Copy out all the lines where "прибыль" shows up.

> **Materials provided**
__________________________________________________

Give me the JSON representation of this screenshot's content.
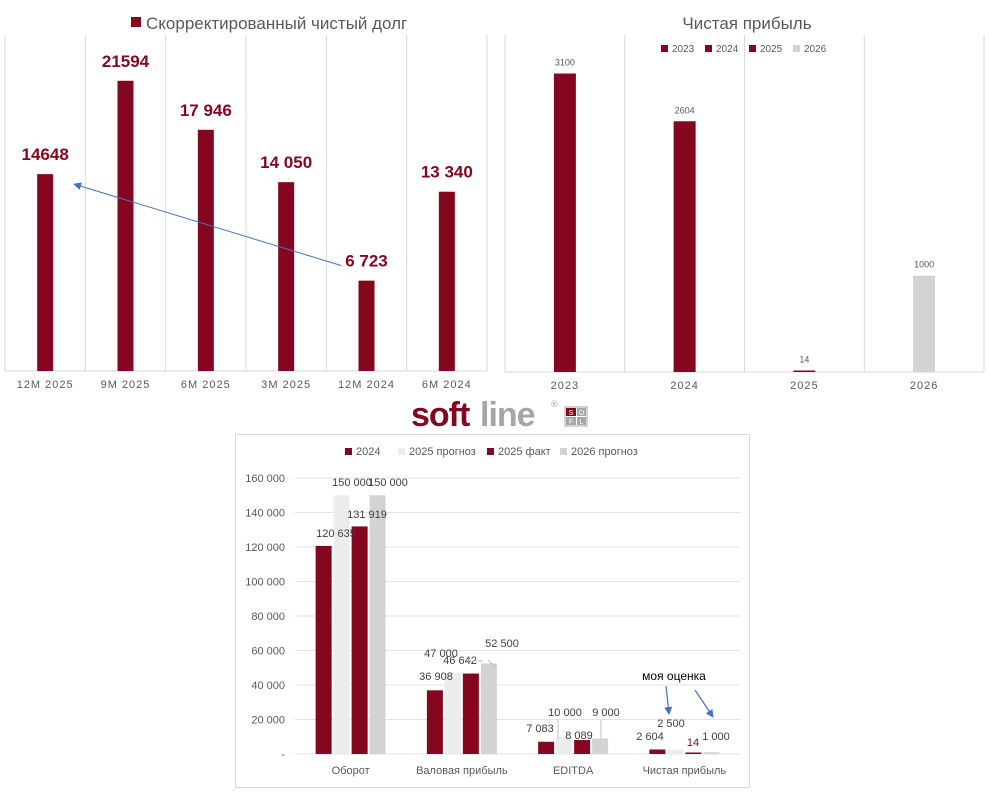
{
  "charts": [
    {
      "type": "bar",
      "title": "Скорректированный чистый долг",
      "categories": [
        "12M 2025",
        "9M 2025",
        "6M 2025",
        "3M 2025",
        "12M 2024",
        "6M 2024"
      ],
      "series": [
        {
          "name": "Скорректированный чистый долг",
          "values": [
            14648,
            21594,
            17946,
            14050,
            6723,
            13340
          ],
          "color": "#85071f"
        }
      ],
      "data_labels": [
        "14648",
        "21594",
        "17 946",
        "14 050",
        "6 723",
        "13 340"
      ],
      "annotation": {
        "type": "arrow",
        "from_category": "12M 2024",
        "to_category": "12M 2025",
        "color": "#4472c4"
      },
      "grid": "vertical",
      "legend": "top"
    },
    {
      "type": "bar",
      "title": "Чистая прибыль",
      "categories": [
        "2023",
        "2024",
        "2025",
        "2026"
      ],
      "series": [
        {
          "name": "2023",
          "color": "#85071f"
        },
        {
          "name": "2024",
          "color": "#85071f"
        },
        {
          "name": "2025",
          "color": "#85071f"
        },
        {
          "name": "2026",
          "color": "#d3d3d3"
        }
      ],
      "values": [
        3100,
        2604,
        14,
        1000
      ],
      "bar_colors": [
        "#85071f",
        "#85071f",
        "#85071f",
        "#d3d3d3"
      ],
      "grid": "vertical",
      "legend": "top"
    },
    {
      "type": "bar",
      "title": "",
      "categories": [
        "Оборот",
        "Валовая прибыль",
        "EDITDA",
        "Чистая прибыль"
      ],
      "series": [
        {
          "name": "2024",
          "color": "#85071f",
          "values": [
            120635,
            36908,
            7083,
            2604
          ],
          "labels": [
            "120 635",
            "36 908",
            "7 083",
            "2 604"
          ]
        },
        {
          "name": "2025 прогноз",
          "color": "#ececec",
          "values": [
            150000,
            47000,
            10000,
            2500
          ],
          "labels": [
            "150 000",
            "47 000",
            "10 000",
            "2 500"
          ]
        },
        {
          "name": "2025 факт",
          "color": "#85071f",
          "values": [
            131919,
            46642,
            8089,
            14
          ],
          "labels": [
            "131 919",
            "46 642",
            "8 089",
            "14"
          ]
        },
        {
          "name": "2026 прогноз",
          "color": "#d3d3d3",
          "values": [
            150000,
            52500,
            9000,
            1000
          ],
          "labels": [
            "150 000",
            "52 500",
            "9 000",
            "1 000"
          ]
        }
      ],
      "ylim": [
        0,
        160000
      ],
      "yticks": [
        "-",
        "20 000",
        "40 000",
        "60 000",
        "80 000",
        "100 000",
        "120 000",
        "140 000",
        "160 000"
      ],
      "grid": "horizontal",
      "legend": "top",
      "annotation": {
        "text": "моя оценка",
        "color": "#4472c4"
      }
    }
  ],
  "logo": {
    "text_soft": "soft",
    "text_line": "line",
    "mark": "®",
    "box_letters": [
      "S",
      "O",
      "F",
      "L"
    ]
  }
}
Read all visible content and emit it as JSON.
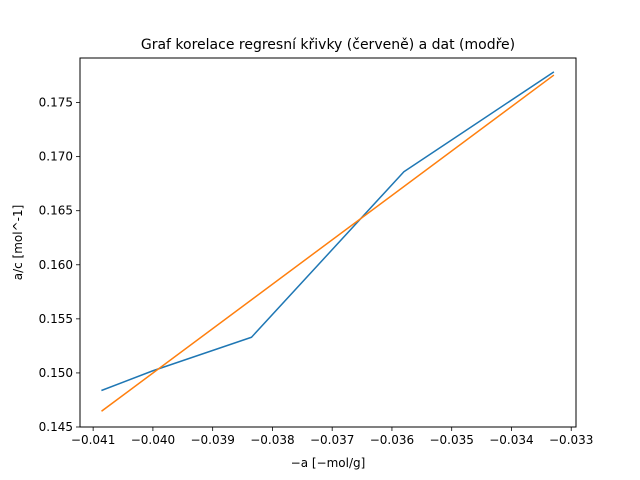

__________________________________________________

> **Solution to this problem**
      "title": "Чистая прибыль",
        "Валовая прибыль",
        "Чистая прибыль"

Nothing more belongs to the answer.